What is expected: Show all lines of the listing that hold the word "Message".

((

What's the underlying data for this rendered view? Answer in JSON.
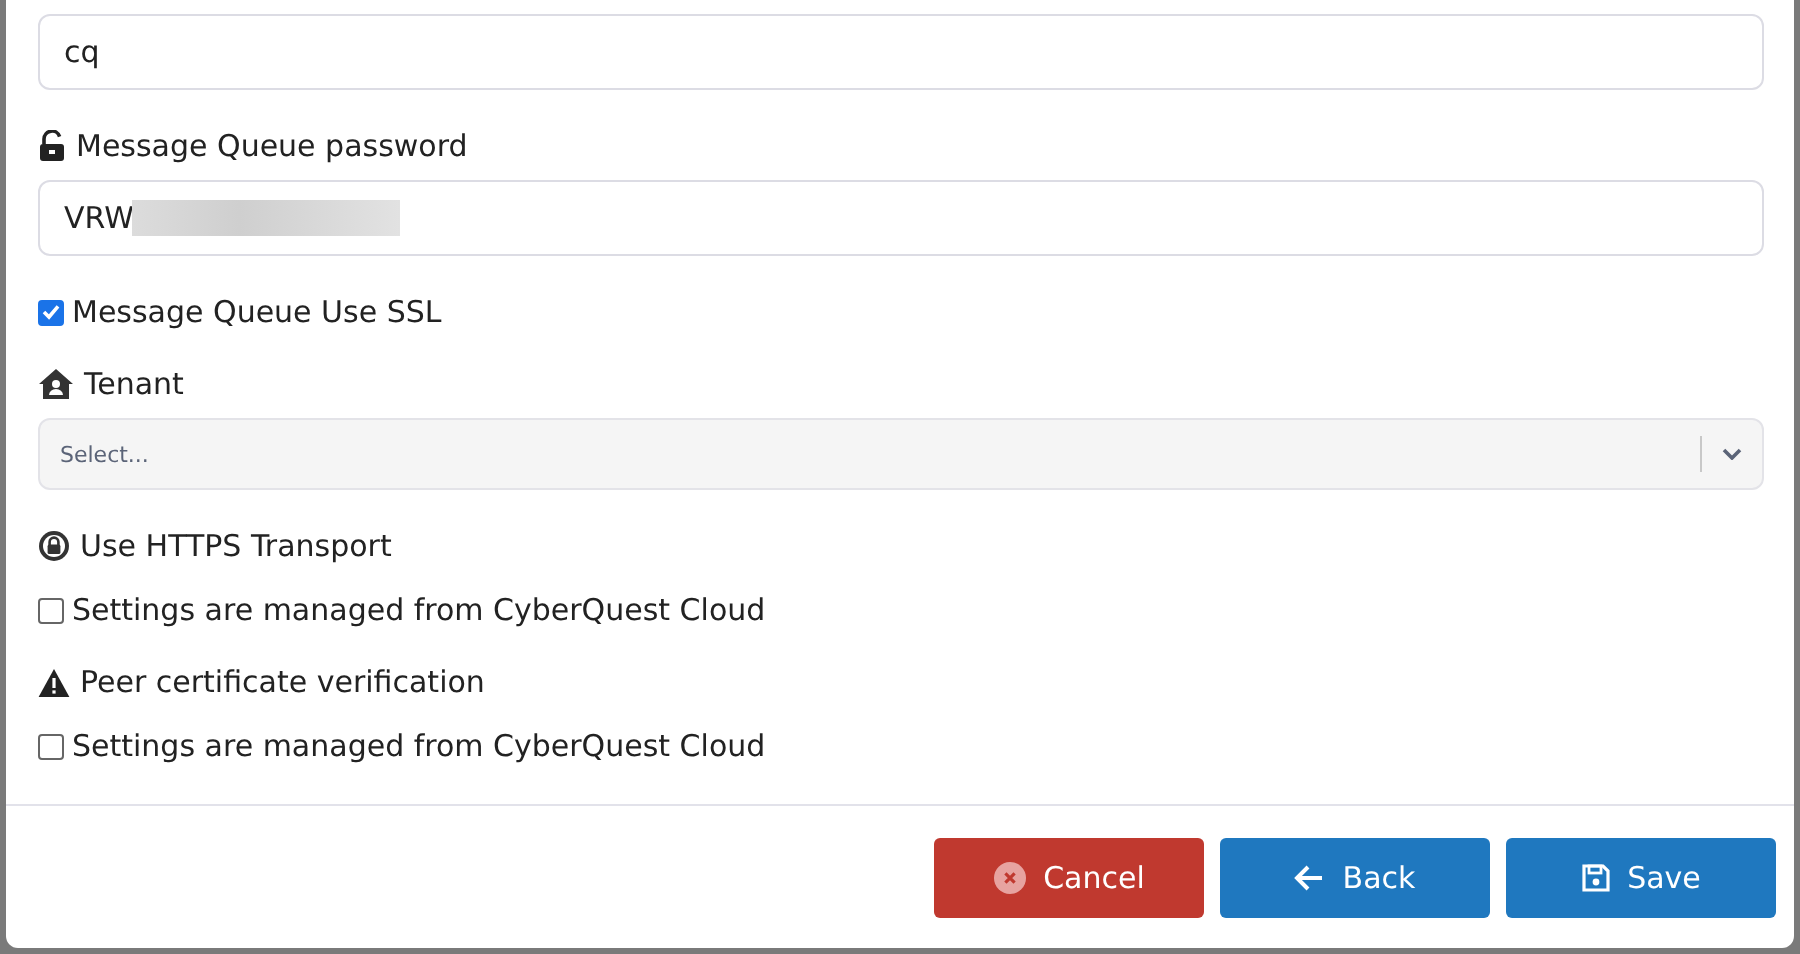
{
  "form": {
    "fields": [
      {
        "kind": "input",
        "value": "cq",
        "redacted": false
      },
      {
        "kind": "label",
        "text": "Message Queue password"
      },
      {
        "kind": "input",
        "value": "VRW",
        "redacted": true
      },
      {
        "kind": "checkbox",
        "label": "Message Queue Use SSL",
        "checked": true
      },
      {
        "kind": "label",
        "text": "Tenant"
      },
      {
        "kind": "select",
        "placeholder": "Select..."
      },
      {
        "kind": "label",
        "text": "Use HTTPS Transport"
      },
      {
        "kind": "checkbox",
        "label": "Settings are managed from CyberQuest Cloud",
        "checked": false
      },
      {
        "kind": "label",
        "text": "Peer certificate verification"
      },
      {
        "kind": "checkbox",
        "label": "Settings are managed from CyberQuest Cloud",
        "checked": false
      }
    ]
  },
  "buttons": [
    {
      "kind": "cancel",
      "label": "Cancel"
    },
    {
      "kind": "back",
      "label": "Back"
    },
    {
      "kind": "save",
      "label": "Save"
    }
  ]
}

))

Output:
        "text": "Message Queue password"
        "label": "Message Queue Use SSL",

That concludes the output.